=== TASK STATEMENT ===
Report the number of lines that include "утратившим", with no additional text.

=== MATERIAL FOR THIS EXERCISE ===
——

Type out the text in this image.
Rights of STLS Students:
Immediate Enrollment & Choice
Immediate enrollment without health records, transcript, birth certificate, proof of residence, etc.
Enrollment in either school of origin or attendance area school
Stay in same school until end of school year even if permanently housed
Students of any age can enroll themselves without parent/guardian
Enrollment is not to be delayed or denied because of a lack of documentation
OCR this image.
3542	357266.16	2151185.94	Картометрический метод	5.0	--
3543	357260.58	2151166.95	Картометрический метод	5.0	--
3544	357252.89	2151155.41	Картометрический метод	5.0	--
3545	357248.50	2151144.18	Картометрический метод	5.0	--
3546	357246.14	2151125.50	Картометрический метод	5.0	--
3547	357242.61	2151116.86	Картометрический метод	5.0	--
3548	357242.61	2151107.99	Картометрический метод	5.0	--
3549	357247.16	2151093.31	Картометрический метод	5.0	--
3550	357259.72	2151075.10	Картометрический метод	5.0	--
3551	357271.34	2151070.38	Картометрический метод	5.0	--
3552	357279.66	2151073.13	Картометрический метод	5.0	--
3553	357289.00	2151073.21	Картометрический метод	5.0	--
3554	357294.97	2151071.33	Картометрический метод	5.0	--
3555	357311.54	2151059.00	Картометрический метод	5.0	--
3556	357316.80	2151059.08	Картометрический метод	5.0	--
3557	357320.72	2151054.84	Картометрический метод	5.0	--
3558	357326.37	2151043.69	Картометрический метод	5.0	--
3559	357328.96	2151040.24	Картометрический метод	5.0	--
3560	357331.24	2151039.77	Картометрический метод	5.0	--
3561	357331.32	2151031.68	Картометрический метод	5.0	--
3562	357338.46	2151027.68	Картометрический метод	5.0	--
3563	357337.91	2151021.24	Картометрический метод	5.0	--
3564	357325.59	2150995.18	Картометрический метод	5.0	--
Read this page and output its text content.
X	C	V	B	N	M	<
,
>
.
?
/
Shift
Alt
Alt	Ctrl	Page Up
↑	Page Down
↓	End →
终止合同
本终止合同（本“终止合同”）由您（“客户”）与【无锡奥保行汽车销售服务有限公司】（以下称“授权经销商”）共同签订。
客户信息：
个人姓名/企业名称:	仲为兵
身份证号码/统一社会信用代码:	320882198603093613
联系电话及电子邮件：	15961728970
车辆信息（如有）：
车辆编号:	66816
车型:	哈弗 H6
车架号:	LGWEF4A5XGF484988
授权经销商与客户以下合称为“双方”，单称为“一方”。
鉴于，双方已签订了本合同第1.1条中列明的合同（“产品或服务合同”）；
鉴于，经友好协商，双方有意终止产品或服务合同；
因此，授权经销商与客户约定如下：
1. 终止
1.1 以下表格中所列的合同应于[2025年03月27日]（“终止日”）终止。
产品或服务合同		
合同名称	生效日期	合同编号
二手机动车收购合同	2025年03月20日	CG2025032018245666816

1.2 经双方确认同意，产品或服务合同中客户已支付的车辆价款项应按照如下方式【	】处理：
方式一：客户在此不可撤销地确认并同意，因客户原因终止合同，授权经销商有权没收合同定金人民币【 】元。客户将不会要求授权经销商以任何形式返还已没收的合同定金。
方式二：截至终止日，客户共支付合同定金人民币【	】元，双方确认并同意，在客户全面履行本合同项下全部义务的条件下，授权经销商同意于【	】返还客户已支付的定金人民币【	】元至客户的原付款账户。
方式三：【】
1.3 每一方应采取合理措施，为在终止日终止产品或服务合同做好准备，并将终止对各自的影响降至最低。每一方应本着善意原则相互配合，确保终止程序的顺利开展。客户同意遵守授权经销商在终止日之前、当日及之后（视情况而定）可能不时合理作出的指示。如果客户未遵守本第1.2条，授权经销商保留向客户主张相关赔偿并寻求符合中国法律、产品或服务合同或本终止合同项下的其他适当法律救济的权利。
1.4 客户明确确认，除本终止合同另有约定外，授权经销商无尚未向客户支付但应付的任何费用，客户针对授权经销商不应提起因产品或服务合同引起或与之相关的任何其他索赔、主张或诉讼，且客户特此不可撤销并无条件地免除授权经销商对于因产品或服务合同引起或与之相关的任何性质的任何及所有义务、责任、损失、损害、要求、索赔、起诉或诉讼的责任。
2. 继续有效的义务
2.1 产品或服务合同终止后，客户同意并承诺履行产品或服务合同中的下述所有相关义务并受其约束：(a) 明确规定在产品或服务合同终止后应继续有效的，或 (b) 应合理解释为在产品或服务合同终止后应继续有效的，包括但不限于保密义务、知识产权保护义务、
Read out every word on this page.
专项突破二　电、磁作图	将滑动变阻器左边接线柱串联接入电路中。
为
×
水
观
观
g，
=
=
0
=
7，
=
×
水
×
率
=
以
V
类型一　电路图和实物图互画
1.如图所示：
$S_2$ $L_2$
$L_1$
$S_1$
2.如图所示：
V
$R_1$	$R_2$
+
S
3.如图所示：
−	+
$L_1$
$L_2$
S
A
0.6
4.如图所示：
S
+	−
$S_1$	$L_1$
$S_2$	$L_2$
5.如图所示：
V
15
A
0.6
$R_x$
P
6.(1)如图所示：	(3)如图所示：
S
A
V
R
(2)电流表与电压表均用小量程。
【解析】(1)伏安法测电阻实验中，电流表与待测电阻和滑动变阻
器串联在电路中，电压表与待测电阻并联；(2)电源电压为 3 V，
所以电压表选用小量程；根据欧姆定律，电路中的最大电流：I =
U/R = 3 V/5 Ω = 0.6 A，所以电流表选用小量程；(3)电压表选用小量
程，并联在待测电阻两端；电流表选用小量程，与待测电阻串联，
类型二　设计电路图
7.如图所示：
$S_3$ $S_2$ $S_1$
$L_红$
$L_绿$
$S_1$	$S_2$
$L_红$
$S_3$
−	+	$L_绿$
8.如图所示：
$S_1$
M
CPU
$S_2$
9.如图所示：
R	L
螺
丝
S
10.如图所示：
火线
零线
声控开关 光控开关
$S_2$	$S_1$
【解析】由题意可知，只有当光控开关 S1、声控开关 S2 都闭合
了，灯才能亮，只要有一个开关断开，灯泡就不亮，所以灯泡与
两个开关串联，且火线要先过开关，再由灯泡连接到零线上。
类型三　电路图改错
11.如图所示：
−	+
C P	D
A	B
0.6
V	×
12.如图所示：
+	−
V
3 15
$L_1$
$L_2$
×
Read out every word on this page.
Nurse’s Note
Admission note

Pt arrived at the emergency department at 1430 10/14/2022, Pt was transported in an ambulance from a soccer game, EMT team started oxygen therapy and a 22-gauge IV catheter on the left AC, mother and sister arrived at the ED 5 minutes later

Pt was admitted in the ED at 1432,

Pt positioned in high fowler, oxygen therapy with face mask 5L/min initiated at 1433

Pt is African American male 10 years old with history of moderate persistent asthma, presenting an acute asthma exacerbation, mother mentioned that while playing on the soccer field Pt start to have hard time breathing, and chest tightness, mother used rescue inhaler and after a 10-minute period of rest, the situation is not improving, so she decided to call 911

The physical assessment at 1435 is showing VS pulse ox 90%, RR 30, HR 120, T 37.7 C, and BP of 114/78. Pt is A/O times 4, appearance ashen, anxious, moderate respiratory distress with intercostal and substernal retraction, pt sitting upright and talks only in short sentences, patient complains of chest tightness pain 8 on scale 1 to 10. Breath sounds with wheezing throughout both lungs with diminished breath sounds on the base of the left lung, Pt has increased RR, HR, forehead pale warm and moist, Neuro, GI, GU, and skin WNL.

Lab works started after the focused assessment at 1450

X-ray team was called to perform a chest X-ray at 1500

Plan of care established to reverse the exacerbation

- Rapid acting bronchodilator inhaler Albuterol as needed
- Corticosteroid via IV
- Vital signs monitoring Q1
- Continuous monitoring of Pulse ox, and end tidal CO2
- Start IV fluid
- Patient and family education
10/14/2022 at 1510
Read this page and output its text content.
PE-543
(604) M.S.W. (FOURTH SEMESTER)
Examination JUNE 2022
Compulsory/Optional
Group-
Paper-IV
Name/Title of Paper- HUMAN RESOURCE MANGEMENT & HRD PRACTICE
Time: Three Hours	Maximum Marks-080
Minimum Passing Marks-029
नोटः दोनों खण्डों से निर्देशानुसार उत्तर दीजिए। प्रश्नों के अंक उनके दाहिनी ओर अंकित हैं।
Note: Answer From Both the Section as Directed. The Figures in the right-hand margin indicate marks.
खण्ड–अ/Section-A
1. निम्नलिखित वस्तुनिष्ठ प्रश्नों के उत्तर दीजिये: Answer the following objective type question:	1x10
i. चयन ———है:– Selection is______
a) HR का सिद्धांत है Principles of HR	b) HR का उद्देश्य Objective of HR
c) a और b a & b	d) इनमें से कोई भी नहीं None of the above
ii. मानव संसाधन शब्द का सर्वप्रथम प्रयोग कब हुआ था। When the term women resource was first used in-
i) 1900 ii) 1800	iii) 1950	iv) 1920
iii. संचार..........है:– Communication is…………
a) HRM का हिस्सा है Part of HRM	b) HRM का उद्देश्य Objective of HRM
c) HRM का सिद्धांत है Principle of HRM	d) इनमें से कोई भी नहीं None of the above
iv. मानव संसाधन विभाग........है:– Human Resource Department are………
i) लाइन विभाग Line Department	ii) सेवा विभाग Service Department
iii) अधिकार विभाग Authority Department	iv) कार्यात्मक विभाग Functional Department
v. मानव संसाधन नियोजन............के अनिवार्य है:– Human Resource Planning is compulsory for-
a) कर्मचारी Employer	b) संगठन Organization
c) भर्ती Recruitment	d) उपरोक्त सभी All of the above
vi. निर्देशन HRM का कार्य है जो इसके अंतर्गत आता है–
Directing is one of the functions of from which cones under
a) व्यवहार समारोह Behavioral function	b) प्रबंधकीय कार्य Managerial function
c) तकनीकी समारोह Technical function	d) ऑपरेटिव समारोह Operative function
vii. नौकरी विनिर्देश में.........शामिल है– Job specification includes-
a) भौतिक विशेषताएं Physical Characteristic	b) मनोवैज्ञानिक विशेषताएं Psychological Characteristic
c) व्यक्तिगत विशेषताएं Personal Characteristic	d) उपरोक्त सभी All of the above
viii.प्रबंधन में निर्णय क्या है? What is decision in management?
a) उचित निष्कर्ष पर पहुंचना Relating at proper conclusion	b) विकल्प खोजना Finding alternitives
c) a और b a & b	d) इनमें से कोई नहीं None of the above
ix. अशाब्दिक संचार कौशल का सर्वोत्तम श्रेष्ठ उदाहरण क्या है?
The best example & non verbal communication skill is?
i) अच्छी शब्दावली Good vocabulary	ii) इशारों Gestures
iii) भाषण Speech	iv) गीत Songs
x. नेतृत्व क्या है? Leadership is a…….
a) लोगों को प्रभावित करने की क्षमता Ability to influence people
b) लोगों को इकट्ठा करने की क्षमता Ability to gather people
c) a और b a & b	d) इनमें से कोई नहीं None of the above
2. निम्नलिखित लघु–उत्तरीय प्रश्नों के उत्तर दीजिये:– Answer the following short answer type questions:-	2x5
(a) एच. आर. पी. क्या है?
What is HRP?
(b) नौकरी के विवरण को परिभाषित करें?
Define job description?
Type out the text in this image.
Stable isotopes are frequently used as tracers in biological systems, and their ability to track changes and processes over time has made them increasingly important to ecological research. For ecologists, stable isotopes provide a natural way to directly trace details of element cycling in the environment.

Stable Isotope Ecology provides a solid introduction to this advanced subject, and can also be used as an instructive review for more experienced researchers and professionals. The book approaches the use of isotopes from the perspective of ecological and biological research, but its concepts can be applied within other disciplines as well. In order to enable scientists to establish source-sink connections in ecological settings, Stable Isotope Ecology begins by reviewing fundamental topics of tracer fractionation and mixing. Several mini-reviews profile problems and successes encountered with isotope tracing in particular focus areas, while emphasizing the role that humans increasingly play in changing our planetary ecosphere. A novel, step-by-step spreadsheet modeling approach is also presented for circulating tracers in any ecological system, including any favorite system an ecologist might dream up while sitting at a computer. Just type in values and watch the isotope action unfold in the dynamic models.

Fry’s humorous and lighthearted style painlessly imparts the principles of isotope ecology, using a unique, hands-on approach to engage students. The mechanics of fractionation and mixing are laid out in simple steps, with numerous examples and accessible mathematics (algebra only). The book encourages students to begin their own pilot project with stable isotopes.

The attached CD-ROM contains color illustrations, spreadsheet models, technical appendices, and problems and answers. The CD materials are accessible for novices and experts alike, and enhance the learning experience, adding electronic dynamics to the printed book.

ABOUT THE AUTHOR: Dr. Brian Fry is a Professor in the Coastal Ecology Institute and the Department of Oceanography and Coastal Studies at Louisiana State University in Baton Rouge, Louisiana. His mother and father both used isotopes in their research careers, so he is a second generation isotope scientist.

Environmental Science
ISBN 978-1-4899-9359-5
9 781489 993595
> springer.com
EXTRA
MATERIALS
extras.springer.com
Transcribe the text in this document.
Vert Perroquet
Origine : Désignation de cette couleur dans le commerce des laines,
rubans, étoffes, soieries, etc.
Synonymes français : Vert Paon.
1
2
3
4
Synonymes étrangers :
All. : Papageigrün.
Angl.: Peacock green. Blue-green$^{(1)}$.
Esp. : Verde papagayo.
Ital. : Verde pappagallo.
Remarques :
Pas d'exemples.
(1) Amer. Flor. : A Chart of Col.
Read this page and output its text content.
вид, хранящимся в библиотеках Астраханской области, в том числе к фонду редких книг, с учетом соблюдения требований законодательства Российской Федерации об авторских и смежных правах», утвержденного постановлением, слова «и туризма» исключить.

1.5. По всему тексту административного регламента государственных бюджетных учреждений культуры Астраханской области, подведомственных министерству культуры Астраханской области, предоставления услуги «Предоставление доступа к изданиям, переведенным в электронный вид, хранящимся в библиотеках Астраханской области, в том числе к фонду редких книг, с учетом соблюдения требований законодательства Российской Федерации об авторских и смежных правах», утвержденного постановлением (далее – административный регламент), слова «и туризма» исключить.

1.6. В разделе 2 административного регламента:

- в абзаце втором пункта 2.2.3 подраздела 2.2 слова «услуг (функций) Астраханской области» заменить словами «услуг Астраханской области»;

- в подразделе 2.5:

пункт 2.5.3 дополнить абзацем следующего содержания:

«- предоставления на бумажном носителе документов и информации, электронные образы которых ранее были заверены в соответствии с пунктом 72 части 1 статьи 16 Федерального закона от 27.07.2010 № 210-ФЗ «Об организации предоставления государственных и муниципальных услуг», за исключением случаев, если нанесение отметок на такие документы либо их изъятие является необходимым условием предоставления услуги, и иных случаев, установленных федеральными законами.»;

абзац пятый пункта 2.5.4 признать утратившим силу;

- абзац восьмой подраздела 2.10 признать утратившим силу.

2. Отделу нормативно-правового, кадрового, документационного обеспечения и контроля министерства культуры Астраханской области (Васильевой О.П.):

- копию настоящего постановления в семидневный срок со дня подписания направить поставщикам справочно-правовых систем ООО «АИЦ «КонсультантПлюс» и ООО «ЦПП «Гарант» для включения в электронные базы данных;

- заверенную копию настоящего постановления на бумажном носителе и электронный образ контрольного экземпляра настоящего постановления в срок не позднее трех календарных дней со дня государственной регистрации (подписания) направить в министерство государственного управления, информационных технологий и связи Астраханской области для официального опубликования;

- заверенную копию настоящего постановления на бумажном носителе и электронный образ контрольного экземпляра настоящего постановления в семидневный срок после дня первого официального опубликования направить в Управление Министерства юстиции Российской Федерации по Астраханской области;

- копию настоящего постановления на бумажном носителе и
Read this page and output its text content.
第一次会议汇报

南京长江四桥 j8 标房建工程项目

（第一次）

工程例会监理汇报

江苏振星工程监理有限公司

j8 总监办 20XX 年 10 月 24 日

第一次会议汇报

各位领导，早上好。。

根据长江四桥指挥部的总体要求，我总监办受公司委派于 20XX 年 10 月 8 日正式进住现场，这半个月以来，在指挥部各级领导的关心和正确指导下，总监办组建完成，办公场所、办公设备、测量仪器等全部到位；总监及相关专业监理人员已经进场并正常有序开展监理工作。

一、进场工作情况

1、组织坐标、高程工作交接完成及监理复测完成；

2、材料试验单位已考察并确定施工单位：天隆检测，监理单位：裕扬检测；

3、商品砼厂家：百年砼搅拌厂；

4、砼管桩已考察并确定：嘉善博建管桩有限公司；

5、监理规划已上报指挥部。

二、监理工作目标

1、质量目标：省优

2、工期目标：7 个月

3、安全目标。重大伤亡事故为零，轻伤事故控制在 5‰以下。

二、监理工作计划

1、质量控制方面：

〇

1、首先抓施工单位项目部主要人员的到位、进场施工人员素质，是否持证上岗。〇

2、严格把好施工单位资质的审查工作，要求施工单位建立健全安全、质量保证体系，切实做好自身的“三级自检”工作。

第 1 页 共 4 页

——

=== EXERCISE ANSWER ===
2